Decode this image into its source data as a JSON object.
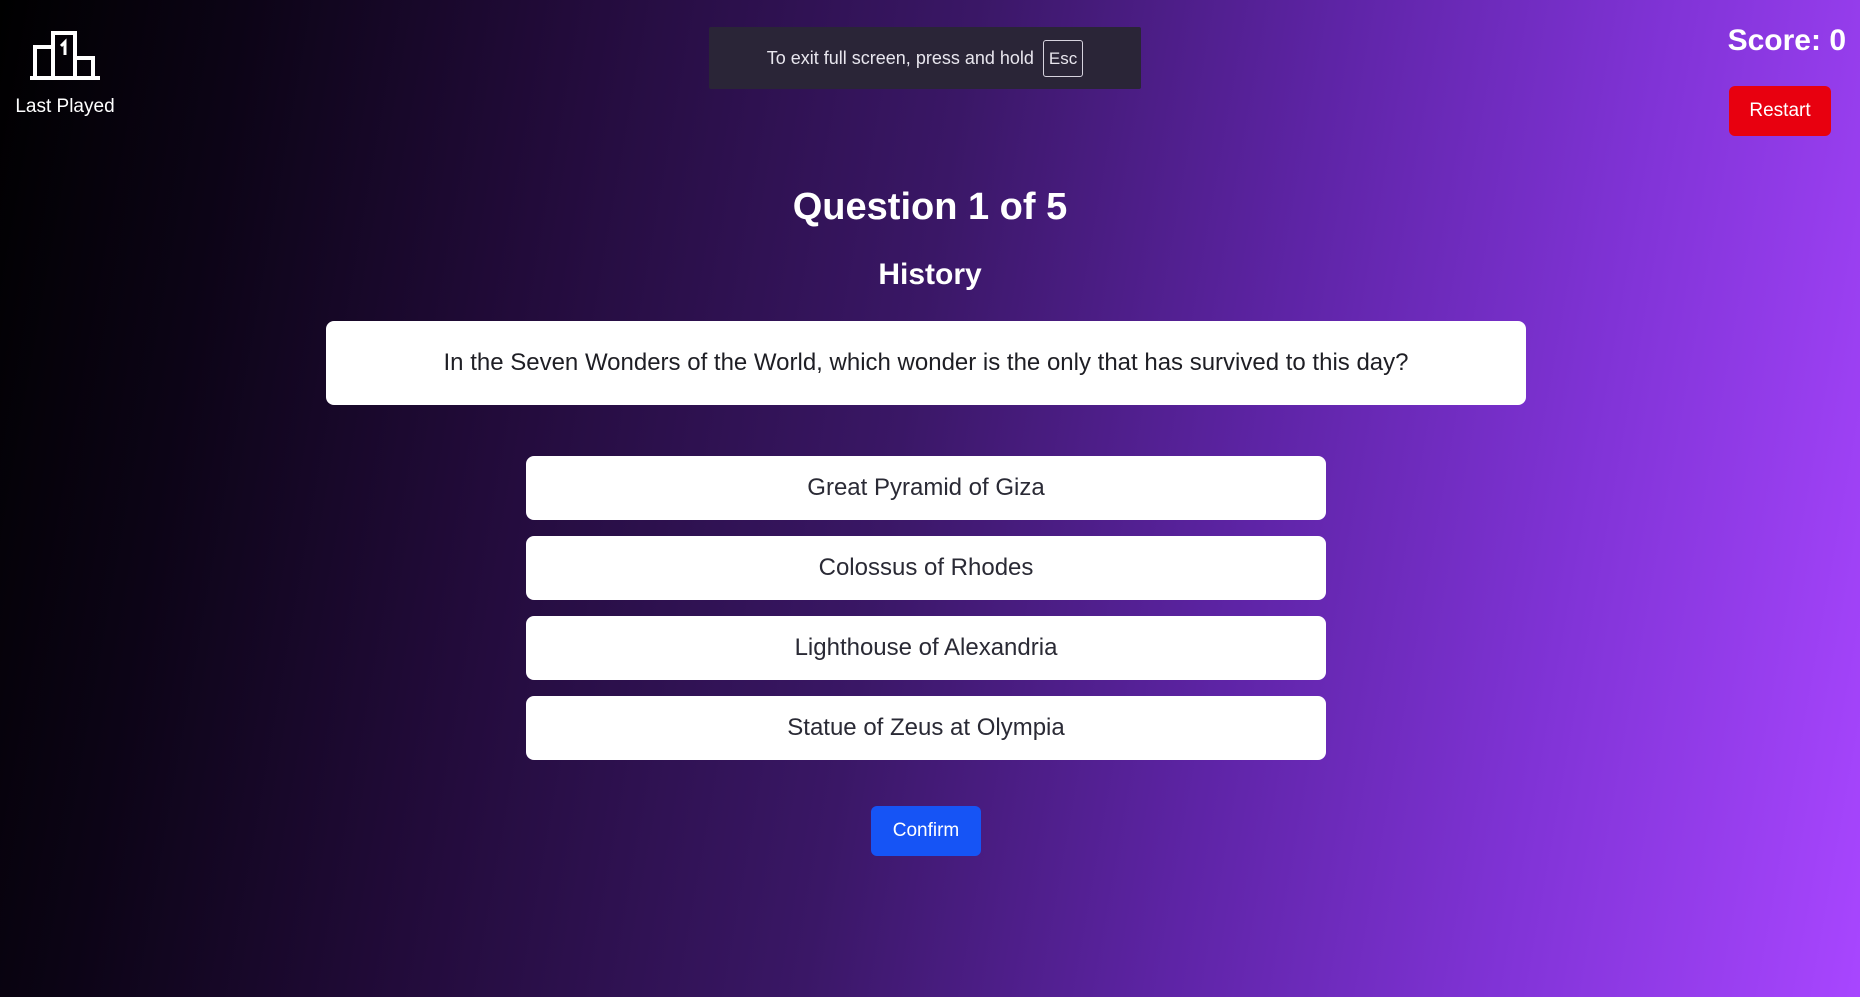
{
  "last_played": {
    "icon": "podium-icon",
    "label": "Last Played"
  },
  "fullscreen_notice": {
    "text": "To exit full screen, press and hold",
    "key": "Esc"
  },
  "score": {
    "label": "Score: 0",
    "value": 0
  },
  "restart": {
    "label": "Restart",
    "color": "#e8000f"
  },
  "quiz": {
    "progress_label": "Question 1 of 5",
    "current_question": 1,
    "total_questions": 5,
    "category": "History",
    "question": "In the Seven Wonders of the World, which wonder is the only that has survived to this day?",
    "answers": [
      "Great Pyramid of Giza",
      "Colossus of Rhodes",
      "Lighthouse of Alexandria",
      "Statue of Zeus at Olympia"
    ]
  },
  "confirm": {
    "label": "Confirm",
    "color": "#1654f5"
  },
  "theme": {
    "gradient_start": "#000000",
    "gradient_end": "#a846ff"
  }
}
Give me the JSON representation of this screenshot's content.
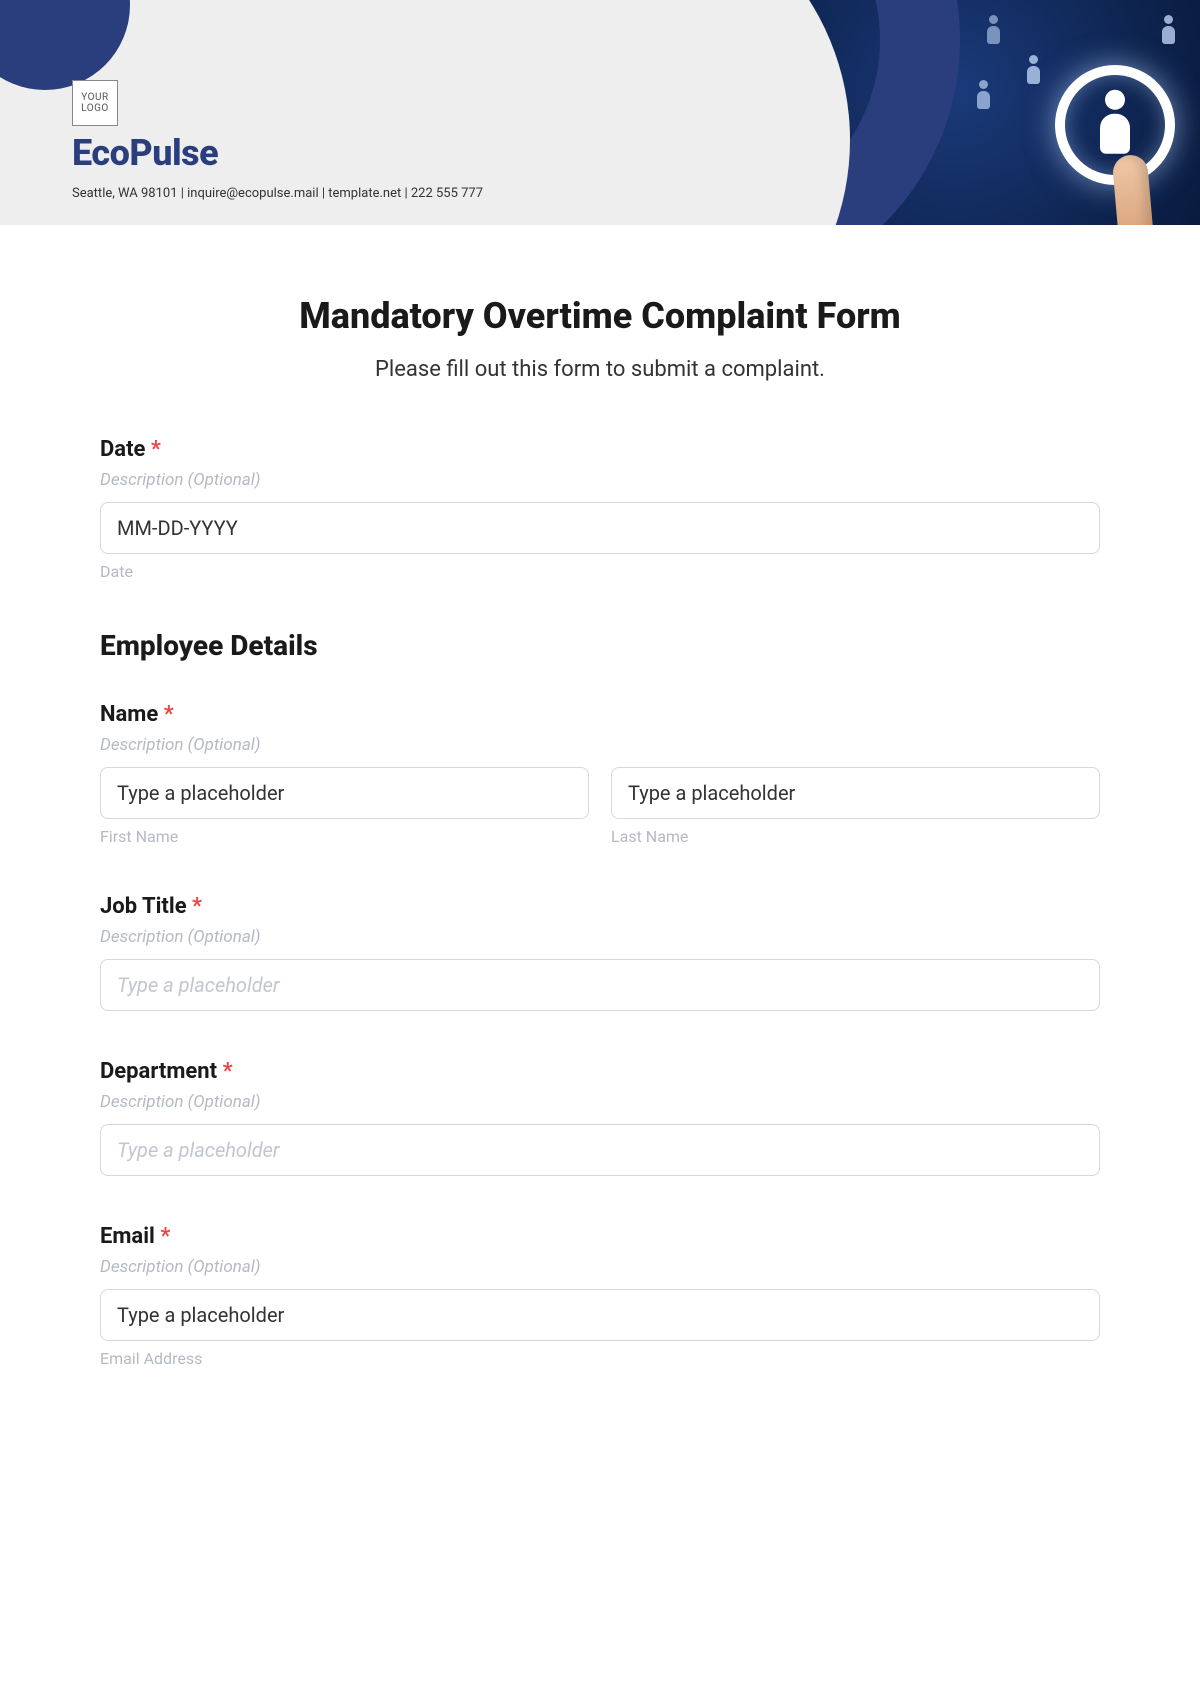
{
  "header": {
    "logo_placeholder": "YOUR\nLOGO",
    "brand": "EcoPulse",
    "subline": "Seattle, WA 98101 | inquire@ecopulse.mail | template.net | 222 555 777"
  },
  "form": {
    "title": "Mandatory Overtime Complaint Form",
    "subtitle": "Please fill out this form to submit a complaint.",
    "required_mark": "*",
    "desc_optional": "Description (Optional)",
    "fields": {
      "date": {
        "label": "Date",
        "placeholder": "MM-DD-YYYY",
        "help": "Date"
      },
      "section_employee": "Employee Details",
      "name": {
        "label": "Name",
        "first_placeholder": "Type a placeholder",
        "first_help": "First Name",
        "last_placeholder": "Type a placeholder",
        "last_help": "Last Name"
      },
      "job_title": {
        "label": "Job Title",
        "placeholder": "Type a placeholder"
      },
      "department": {
        "label": "Department",
        "placeholder": "Type a placeholder"
      },
      "email": {
        "label": "Email",
        "placeholder": "Type a placeholder",
        "help": "Email Address"
      }
    }
  }
}
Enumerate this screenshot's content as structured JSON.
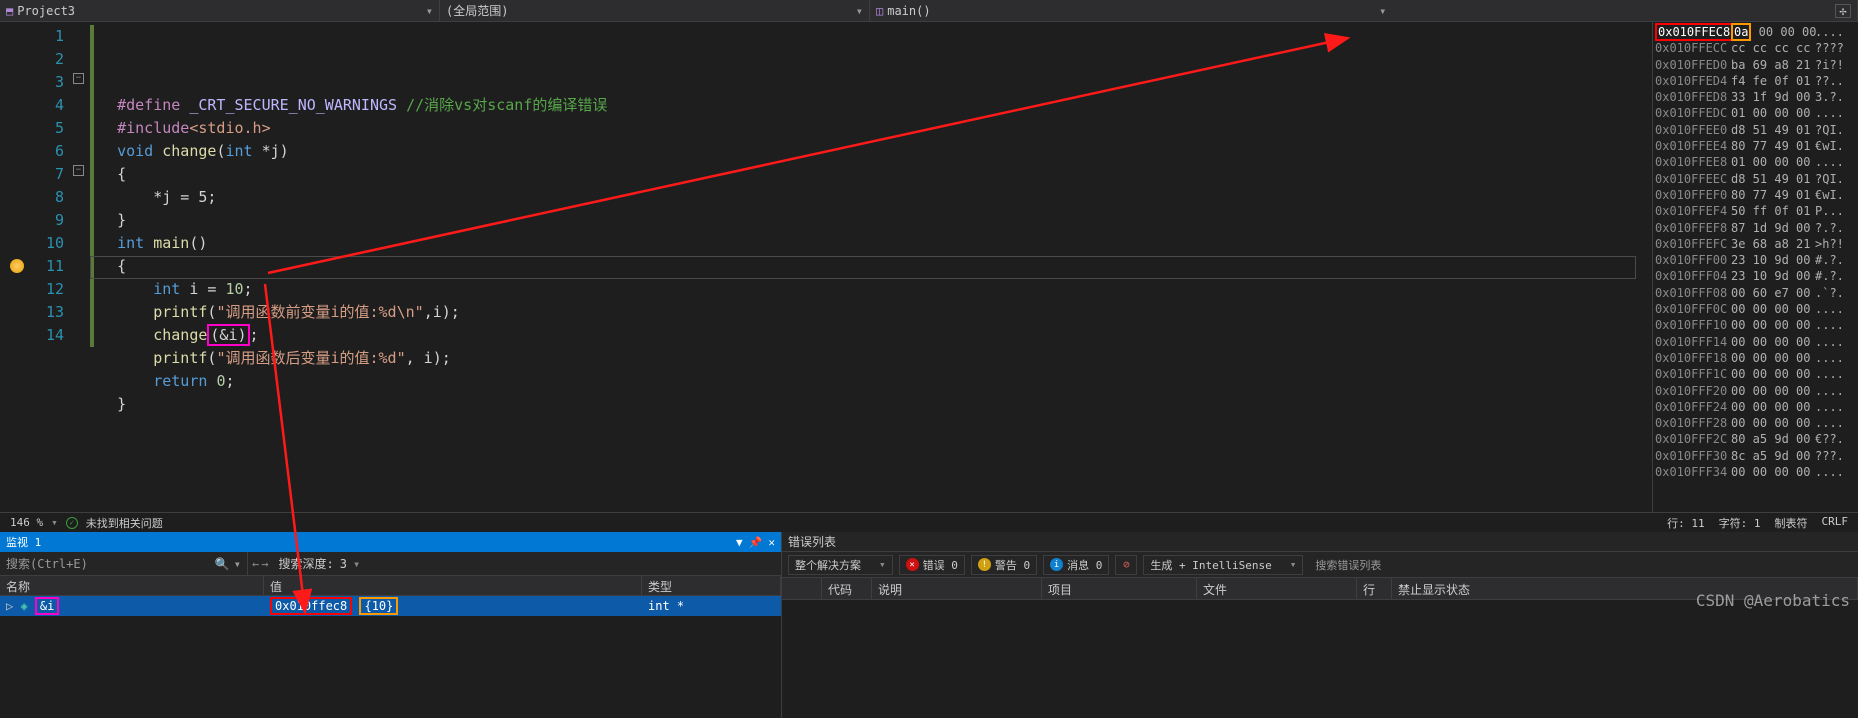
{
  "topbar": {
    "project": "Project3",
    "scope": "(全局范围)",
    "function": "main()"
  },
  "code": {
    "define": "#define",
    "macro": "_CRT_SECURE_NO_WARNINGS",
    "comment": "//消除vs对scanf的编译错误",
    "include": "#include",
    "header": "<stdio.h>",
    "void": "void",
    "change_fn": "change",
    "int": "int",
    "ptr": "*j",
    "assign": "*j = 5;",
    "main_fn": "main",
    "decl": "int i = 10;",
    "printf": "printf",
    "str1": "\"调用函数前变量i的值:%d\\n\"",
    "arg_i": ",i);",
    "change_call": "change",
    "amp_i": "(&i)",
    "semi": ";",
    "str2": "\"调用函数后变量i的值:%d\"",
    "arg_i2": ", i);",
    "return": "return 0;"
  },
  "lines": [
    "1",
    "2",
    "3",
    "4",
    "5",
    "6",
    "7",
    "8",
    "9",
    "10",
    "11",
    "12",
    "13",
    "14"
  ],
  "memory": [
    {
      "a": "0x010FFEC8",
      "h": "0a 00 00 00",
      "s": "...."
    },
    {
      "a": "0x010FFECC",
      "h": "cc cc cc cc",
      "s": "????"
    },
    {
      "a": "0x010FFED0",
      "h": "ba 69 a8 21",
      "s": "?i?!"
    },
    {
      "a": "0x010FFED4",
      "h": "f4 fe 0f 01",
      "s": "??.."
    },
    {
      "a": "0x010FFED8",
      "h": "33 1f 9d 00",
      "s": "3.?."
    },
    {
      "a": "0x010FFEDC",
      "h": "01 00 00 00",
      "s": "...."
    },
    {
      "a": "0x010FFEE0",
      "h": "d8 51 49 01",
      "s": "?QI."
    },
    {
      "a": "0x010FFEE4",
      "h": "80 77 49 01",
      "s": "€wI."
    },
    {
      "a": "0x010FFEE8",
      "h": "01 00 00 00",
      "s": "...."
    },
    {
      "a": "0x010FFEEC",
      "h": "d8 51 49 01",
      "s": "?QI."
    },
    {
      "a": "0x010FFEF0",
      "h": "80 77 49 01",
      "s": "€wI."
    },
    {
      "a": "0x010FFEF4",
      "h": "50 ff 0f 01",
      "s": "P..."
    },
    {
      "a": "0x010FFEF8",
      "h": "87 1d 9d 00",
      "s": "?.?."
    },
    {
      "a": "0x010FFEFC",
      "h": "3e 68 a8 21",
      "s": ">h?!"
    },
    {
      "a": "0x010FFF00",
      "h": "23 10 9d 00",
      "s": "#.?."
    },
    {
      "a": "0x010FFF04",
      "h": "23 10 9d 00",
      "s": "#.?."
    },
    {
      "a": "0x010FFF08",
      "h": "00 60 e7 00",
      "s": ".`?."
    },
    {
      "a": "0x010FFF0C",
      "h": "00 00 00 00",
      "s": "...."
    },
    {
      "a": "0x010FFF10",
      "h": "00 00 00 00",
      "s": "...."
    },
    {
      "a": "0x010FFF14",
      "h": "00 00 00 00",
      "s": "...."
    },
    {
      "a": "0x010FFF18",
      "h": "00 00 00 00",
      "s": "...."
    },
    {
      "a": "0x010FFF1C",
      "h": "00 00 00 00",
      "s": "...."
    },
    {
      "a": "0x010FFF20",
      "h": "00 00 00 00",
      "s": "...."
    },
    {
      "a": "0x010FFF24",
      "h": "00 00 00 00",
      "s": "...."
    },
    {
      "a": "0x010FFF28",
      "h": "00 00 00 00",
      "s": "...."
    },
    {
      "a": "0x010FFF2C",
      "h": "80 a5 9d 00",
      "s": "€??."
    },
    {
      "a": "0x010FFF30",
      "h": "8c a5 9d 00",
      "s": "???."
    },
    {
      "a": "0x010FFF34",
      "h": "00 00 00 00",
      "s": "...."
    }
  ],
  "status": {
    "zoom": "146 %",
    "issues": "未找到相关问题",
    "line": "行: 11",
    "col": "字符: 1",
    "tabs": "制表符",
    "crlf": "CRLF"
  },
  "watch": {
    "title": "监视 1",
    "search_ph": "搜索(Ctrl+E)",
    "depth_label": "搜索深度:",
    "depth_val": "3",
    "col_name": "名称",
    "col_val": "值",
    "col_type": "类型",
    "row": {
      "name": "&i",
      "addr": "0x010ffec8",
      "val": "{10}",
      "type": "int *"
    }
  },
  "errlist": {
    "title": "错误列表",
    "solution": "整个解决方案",
    "errors": "错误 0",
    "warnings": "警告 0",
    "messages": "消息 0",
    "gen": "生成 + IntelliSense",
    "search_ph": "搜索错误列表",
    "cols": {
      "code": "代码",
      "desc": "说明",
      "proj": "项目",
      "file": "文件",
      "line": "行",
      "supp": "禁止显示状态"
    }
  },
  "watermark": "CSDN @Aerobatics"
}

• _Required task_
Reproduce the full material exactly, excluding the pictures.

• _Answer for this exercise_
Decode this image into its source data as a JSON object.
{
  "last_played": {
    "icon": "podium-icon",
    "label": "Last Played"
  },
  "fullscreen_notice": {
    "text": "To exit full screen, press and hold",
    "key": "Esc"
  },
  "score": {
    "label": "Score: 0",
    "value": 0
  },
  "restart": {
    "label": "Restart",
    "color": "#e8000f"
  },
  "quiz": {
    "progress_label": "Question 1 of 5",
    "current_question": 1,
    "total_questions": 5,
    "category": "History",
    "question": "In the Seven Wonders of the World, which wonder is the only that has survived to this day?",
    "answers": [
      "Great Pyramid of Giza",
      "Colossus of Rhodes",
      "Lighthouse of Alexandria",
      "Statue of Zeus at Olympia"
    ]
  },
  "confirm": {
    "label": "Confirm",
    "color": "#1654f5"
  },
  "theme": {
    "gradient_start": "#000000",
    "gradient_end": "#a846ff"
  }
}
Give me the JSON representation of this screenshot's content.
{
  "header": {
    "logo_placeholder": "YOUR\nLOGO",
    "brand": "EcoPulse",
    "subline": "Seattle, WA 98101 | inquire@ecopulse.mail | template.net | 222 555 777"
  },
  "form": {
    "title": "Mandatory Overtime Complaint Form",
    "subtitle": "Please fill out this form to submit a complaint.",
    "required_mark": "*",
    "desc_optional": "Description (Optional)",
    "fields": {
      "date": {
        "label": "Date",
        "placeholder": "MM-DD-YYYY",
        "help": "Date"
      },
      "section_employee": "Employee Details",
      "name": {
        "label": "Name",
        "first_placeholder": "Type a placeholder",
        "first_help": "First Name",
        "last_placeholder": "Type a placeholder",
        "last_help": "Last Name"
      },
      "job_title": {
        "label": "Job Title",
        "placeholder": "Type a placeholder"
      },
      "department": {
        "label": "Department",
        "placeholder": "Type a placeholder"
      },
      "email": {
        "label": "Email",
        "placeholder": "Type a placeholder",
        "help": "Email Address"
      }
    }
  }
}
Enumerate this screenshot's content as structured JSON.
{
  "topbar": {
    "project": "Project3",
    "scope": "(全局范围)",
    "function": "main()"
  },
  "code": {
    "define": "#define",
    "macro": "_CRT_SECURE_NO_WARNINGS",
    "comment": "//消除vs对scanf的编译错误",
    "include": "#include",
    "header": "<stdio.h>",
    "void": "void",
    "change_fn": "change",
    "int": "int",
    "ptr": "*j",
    "assign": "*j = 5;",
    "main_fn": "main",
    "decl": "int i = 10;",
    "printf": "printf",
    "str1": "\"调用函数前变量i的值:%d\\n\"",
    "arg_i": ",i);",
    "change_call": "change",
    "amp_i": "(&i)",
    "semi": ";",
    "str2": "\"调用函数后变量i的值:%d\"",
    "arg_i2": ", i);",
    "return": "return 0;"
  },
  "lines": [
    "1",
    "2",
    "3",
    "4",
    "5",
    "6",
    "7",
    "8",
    "9",
    "10",
    "11",
    "12",
    "13",
    "14"
  ],
  "memory": [
    {
      "a": "0x010FFEC8",
      "h": "0a 00 00 00",
      "s": "...."
    },
    {
      "a": "0x010FFECC",
      "h": "cc cc cc cc",
      "s": "????"
    },
    {
      "a": "0x010FFED0",
      "h": "ba 69 a8 21",
      "s": "?i?!"
    },
    {
      "a": "0x010FFED4",
      "h": "f4 fe 0f 01",
      "s": "??.."
    },
    {
      "a": "0x010FFED8",
      "h": "33 1f 9d 00",
      "s": "3.?."
    },
    {
      "a": "0x010FFEDC",
      "h": "01 00 00 00",
      "s": "...."
    },
    {
      "a": "0x010FFEE0",
      "h": "d8 51 49 01",
      "s": "?QI."
    },
    {
      "a": "0x010FFEE4",
      "h": "80 77 49 01",
      "s": "€wI."
    },
    {
      "a": "0x010FFEE8",
      "h": "01 00 00 00",
      "s": "...."
    },
    {
      "a": "0x010FFEEC",
      "h": "d8 51 49 01",
      "s": "?QI."
    },
    {
      "a": "0x010FFEF0",
      "h": "80 77 49 01",
      "s": "€wI."
    },
    {
      "a": "0x010FFEF4",
      "h": "50 ff 0f 01",
      "s": "P..."
    },
    {
      "a": "0x010FFEF8",
      "h": "87 1d 9d 00",
      "s": "?.?."
    },
    {
      "a": "0x010FFEFC",
      "h": "3e 68 a8 21",
      "s": ">h?!"
    },
    {
      "a": "0x010FFF00",
      "h": "23 10 9d 00",
      "s": "#.?."
    },
    {
      "a": "0x010FFF04",
      "h": "23 10 9d 00",
      "s": "#.?."
    },
    {
      "a": "0x010FFF08",
      "h": "00 60 e7 00",
      "s": ".`?."
    },
    {
      "a": "0x010FFF0C",
      "h": "00 00 00 00",
      "s": "...."
    },
    {
      "a": "0x010FFF10",
      "h": "00 00 00 00",
      "s": "...."
    },
    {
      "a": "0x010FFF14",
      "h": "00 00 00 00",
      "s": "...."
    },
    {
      "a": "0x010FFF18",
      "h": "00 00 00 00",
      "s": "...."
    },
    {
      "a": "0x010FFF1C",
      "h": "00 00 00 00",
      "s": "...."
    },
    {
      "a": "0x010FFF20",
      "h": "00 00 00 00",
      "s": "...."
    },
    {
      "a": "0x010FFF24",
      "h": "00 00 00 00",
      "s": "...."
    },
    {
      "a": "0x010FFF28",
      "h": "00 00 00 00",
      "s": "...."
    },
    {
      "a": "0x010FFF2C",
      "h": "80 a5 9d 00",
      "s": "€??."
    },
    {
      "a": "0x010FFF30",
      "h": "8c a5 9d 00",
      "s": "???."
    },
    {
      "a": "0x010FFF34",
      "h": "00 00 00 00",
      "s": "...."
    }
  ],
  "status": {
    "zoom": "146 %",
    "issues": "未找到相关问题",
    "line": "行: 11",
    "col": "字符: 1",
    "tabs": "制表符",
    "crlf": "CRLF"
  },
  "watch": {
    "title": "监视 1",
    "search_ph": "搜索(Ctrl+E)",
    "depth_label": "搜索深度:",
    "depth_val": "3",
    "col_name": "名称",
    "col_val": "值",
    "col_type": "类型",
    "row": {
      "name": "&i",
      "addr": "0x010ffec8",
      "val": "{10}",
      "type": "int *"
    }
  },
  "errlist": {
    "title": "错误列表",
    "solution": "整个解决方案",
    "errors": "错误 0",
    "warnings": "警告 0",
    "messages": "消息 0",
    "gen": "生成 + IntelliSense",
    "search_ph": "搜索错误列表",
    "cols": {
      "code": "代码",
      "desc": "说明",
      "proj": "项目",
      "file": "文件",
      "line": "行",
      "supp": "禁止显示状态"
    }
  },
  "watermark": "CSDN @Aerobatics"
}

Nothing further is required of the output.